*Set problem:*
Quote the whole listing word for word, please.

*Source material:*
★ ★ ★ ★ ★ ★ ★
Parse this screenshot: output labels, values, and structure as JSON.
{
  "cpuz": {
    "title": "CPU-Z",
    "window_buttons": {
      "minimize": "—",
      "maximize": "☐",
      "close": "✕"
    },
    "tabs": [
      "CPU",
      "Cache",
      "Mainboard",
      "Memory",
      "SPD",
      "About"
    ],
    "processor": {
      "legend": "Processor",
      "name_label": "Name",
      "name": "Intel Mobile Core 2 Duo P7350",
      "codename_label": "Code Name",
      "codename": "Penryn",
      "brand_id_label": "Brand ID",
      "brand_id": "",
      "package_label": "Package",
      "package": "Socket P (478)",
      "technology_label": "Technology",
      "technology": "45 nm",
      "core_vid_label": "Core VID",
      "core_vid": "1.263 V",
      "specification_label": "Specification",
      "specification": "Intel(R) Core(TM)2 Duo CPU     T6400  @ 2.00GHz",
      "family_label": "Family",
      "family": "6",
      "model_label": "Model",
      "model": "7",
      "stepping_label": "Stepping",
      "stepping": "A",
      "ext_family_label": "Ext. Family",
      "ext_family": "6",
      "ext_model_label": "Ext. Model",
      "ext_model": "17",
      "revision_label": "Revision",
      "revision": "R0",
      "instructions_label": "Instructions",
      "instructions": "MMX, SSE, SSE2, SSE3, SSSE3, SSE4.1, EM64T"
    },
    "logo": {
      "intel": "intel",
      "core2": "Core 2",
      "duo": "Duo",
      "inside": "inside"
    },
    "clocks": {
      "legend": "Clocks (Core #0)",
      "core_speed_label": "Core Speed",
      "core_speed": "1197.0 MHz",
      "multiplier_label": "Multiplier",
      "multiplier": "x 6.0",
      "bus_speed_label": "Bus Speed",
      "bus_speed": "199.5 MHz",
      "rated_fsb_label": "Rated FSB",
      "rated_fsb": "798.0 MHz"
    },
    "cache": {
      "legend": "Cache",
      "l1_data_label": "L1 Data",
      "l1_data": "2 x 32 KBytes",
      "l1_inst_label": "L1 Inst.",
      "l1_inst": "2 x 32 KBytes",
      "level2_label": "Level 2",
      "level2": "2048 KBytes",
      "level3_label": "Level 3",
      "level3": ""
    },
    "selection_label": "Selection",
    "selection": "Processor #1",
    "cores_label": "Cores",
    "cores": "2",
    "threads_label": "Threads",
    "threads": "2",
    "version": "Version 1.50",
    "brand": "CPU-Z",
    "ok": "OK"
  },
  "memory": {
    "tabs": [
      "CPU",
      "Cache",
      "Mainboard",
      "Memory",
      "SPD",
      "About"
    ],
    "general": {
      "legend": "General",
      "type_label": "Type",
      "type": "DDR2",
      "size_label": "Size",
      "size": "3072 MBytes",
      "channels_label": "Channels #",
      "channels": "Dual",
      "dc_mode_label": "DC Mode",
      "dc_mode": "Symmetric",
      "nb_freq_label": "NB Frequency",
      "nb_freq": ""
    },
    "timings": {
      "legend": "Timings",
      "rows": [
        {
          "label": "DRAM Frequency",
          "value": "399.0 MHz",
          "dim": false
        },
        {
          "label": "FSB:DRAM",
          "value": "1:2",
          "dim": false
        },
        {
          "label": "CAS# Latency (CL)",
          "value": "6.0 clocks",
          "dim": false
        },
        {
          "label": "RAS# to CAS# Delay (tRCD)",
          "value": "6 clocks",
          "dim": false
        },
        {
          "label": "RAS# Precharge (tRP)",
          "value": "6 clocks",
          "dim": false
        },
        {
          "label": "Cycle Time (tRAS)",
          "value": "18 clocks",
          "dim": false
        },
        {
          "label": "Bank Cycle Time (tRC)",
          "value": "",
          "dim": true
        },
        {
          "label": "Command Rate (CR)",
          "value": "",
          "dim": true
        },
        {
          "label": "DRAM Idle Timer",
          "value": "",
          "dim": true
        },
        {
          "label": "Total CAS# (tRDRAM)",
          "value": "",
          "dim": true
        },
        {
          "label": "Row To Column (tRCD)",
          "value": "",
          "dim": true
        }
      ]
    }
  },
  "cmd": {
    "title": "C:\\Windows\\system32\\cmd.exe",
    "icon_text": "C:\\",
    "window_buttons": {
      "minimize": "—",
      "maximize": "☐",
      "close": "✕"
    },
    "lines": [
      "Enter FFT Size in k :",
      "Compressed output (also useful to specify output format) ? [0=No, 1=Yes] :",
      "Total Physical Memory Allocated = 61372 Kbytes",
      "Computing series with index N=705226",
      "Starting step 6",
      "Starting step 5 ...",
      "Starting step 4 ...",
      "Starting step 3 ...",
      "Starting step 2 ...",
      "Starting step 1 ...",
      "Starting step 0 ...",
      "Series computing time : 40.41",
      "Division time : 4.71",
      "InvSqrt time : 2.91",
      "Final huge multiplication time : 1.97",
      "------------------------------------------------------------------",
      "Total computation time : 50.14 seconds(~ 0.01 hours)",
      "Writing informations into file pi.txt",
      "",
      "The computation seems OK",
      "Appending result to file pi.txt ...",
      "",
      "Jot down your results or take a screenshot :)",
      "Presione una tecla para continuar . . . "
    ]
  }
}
★ ★ ★ ★ ★ ★ ★
*Written answer:*
Parse this screenshot: output labels, values, and structure as JSON.
{
  "cpuz": {
    "title": "CPU-Z",
    "window_buttons": {
      "minimize": "—",
      "maximize": "☐",
      "close": "✕"
    },
    "tabs": [
      "CPU",
      "Cache",
      "Mainboard",
      "Memory",
      "SPD",
      "About"
    ],
    "processor": {
      "legend": "Processor",
      "name_label": "Name",
      "name": "Intel Mobile Core 2 Duo P7350",
      "codename_label": "Code Name",
      "codename": "Penryn",
      "brand_id_label": "Brand ID",
      "brand_id": "",
      "package_label": "Package",
      "package": "Socket P (478)",
      "technology_label": "Technology",
      "technology": "45 nm",
      "core_vid_label": "Core VID",
      "core_vid": "1.263 V",
      "specification_label": "Specification",
      "specification": "Intel(R) Core(TM)2 Duo CPU     T6400  @ 2.00GHz",
      "family_label": "Family",
      "family": "6",
      "model_label": "Model",
      "model": "7",
      "stepping_label": "Stepping",
      "stepping": "A",
      "ext_family_label": "Ext. Family",
      "ext_family": "6",
      "ext_model_label": "Ext. Model",
      "ext_model": "17",
      "revision_label": "Revision",
      "revision": "R0",
      "instructions_label": "Instructions",
      "instructions": "MMX, SSE, SSE2, SSE3, SSSE3, SSE4.1, EM64T"
    },
    "logo": {
      "intel": "intel",
      "core2": "Core 2",
      "duo": "Duo",
      "inside": "inside"
    },
    "clocks": {
      "legend": "Clocks (Core #0)",
      "core_speed_label": "Core Speed",
      "core_speed": "1197.0 MHz",
      "multiplier_label": "Multiplier",
      "multiplier": "x 6.0",
      "bus_speed_label": "Bus Speed",
      "bus_speed": "199.5 MHz",
      "rated_fsb_label": "Rated FSB",
      "rated_fsb": "798.0 MHz"
    },
    "cache": {
      "legend": "Cache",
      "l1_data_label": "L1 Data",
      "l1_data": "2 x 32 KBytes",
      "l1_inst_label": "L1 Inst.",
      "l1_inst": "2 x 32 KBytes",
      "level2_label": "Level 2",
      "level2": "2048 KBytes",
      "level3_label": "Level 3",
      "level3": ""
    },
    "selection_label": "Selection",
    "selection": "Processor #1",
    "cores_label": "Cores",
    "cores": "2",
    "threads_label": "Threads",
    "threads": "2",
    "version": "Version 1.50",
    "brand": "CPU-Z",
    "ok": "OK"
  },
  "memory": {
    "tabs": [
      "CPU",
      "Cache",
      "Mainboard",
      "Memory",
      "SPD",
      "About"
    ],
    "general": {
      "legend": "General",
      "type_label": "Type",
      "type": "DDR2",
      "size_label": "Size",
      "size": "3072 MBytes",
      "channels_label": "Channels #",
      "channels": "Dual",
      "dc_mode_label": "DC Mode",
      "dc_mode": "Symmetric",
      "nb_freq_label": "NB Frequency",
      "nb_freq": ""
    },
    "timings": {
      "legend": "Timings",
      "rows": [
        {
          "label": "DRAM Frequency",
          "value": "399.0 MHz",
          "dim": false
        },
        {
          "label": "FSB:DRAM",
          "value": "1:2",
          "dim": false
        },
        {
          "label": "CAS# Latency (CL)",
          "value": "6.0 clocks",
          "dim": false
        },
        {
          "label": "RAS# to CAS# Delay (tRCD)",
          "value": "6 clocks",
          "dim": false
        },
        {
          "label": "RAS# Precharge (tRP)",
          "value": "6 clocks",
          "dim": false
        },
        {
          "label": "Cycle Time (tRAS)",
          "value": "18 clocks",
          "dim": false
        },
        {
          "label": "Bank Cycle Time (tRC)",
          "value": "",
          "dim": true
        },
        {
          "label": "Command Rate (CR)",
          "value": "",
          "dim": true
        },
        {
          "label": "DRAM Idle Timer",
          "value": "",
          "dim": true
        },
        {
          "label": "Total CAS# (tRDRAM)",
          "value": "",
          "dim": true
        },
        {
          "label": "Row To Column (tRCD)",
          "value": "",
          "dim": true
        }
      ]
    }
  },
  "cmd": {
    "title": "C:\\Windows\\system32\\cmd.exe",
    "icon_text": "C:\\",
    "window_buttons": {
      "minimize": "—",
      "maximize": "☐",
      "close": "✕"
    },
    "lines": [
      "Enter FFT Size in k :",
      "Compressed output (also useful to specify output format) ? [0=No, 1=Yes] :",
      "Total Physical Memory Allocated = 61372 Kbytes",
      "Computing series with index N=705226",
      "Starting step 6",
      "Starting step 5 ...",
      "Starting step 4 ...",
      "Starting step 3 ...",
      "Starting step 2 ...",
      "Starting step 1 ...",
      "Starting step 0 ...",
      "Series computing time : 40.41",
      "Division time : 4.71",
      "InvSqrt time : 2.91",
      "Final huge multiplication time : 1.97",
      "------------------------------------------------------------------",
      "Total computation time : 50.14 seconds(~ 0.01 hours)",
      "Writing informations into file pi.txt",
      "",
      "The computation seems OK",
      "Appending result to file pi.txt ...",
      "",
      "Jot down your results or take a screenshot :)",
      "Presione una tecla para continuar . . . "
    ]
  }
}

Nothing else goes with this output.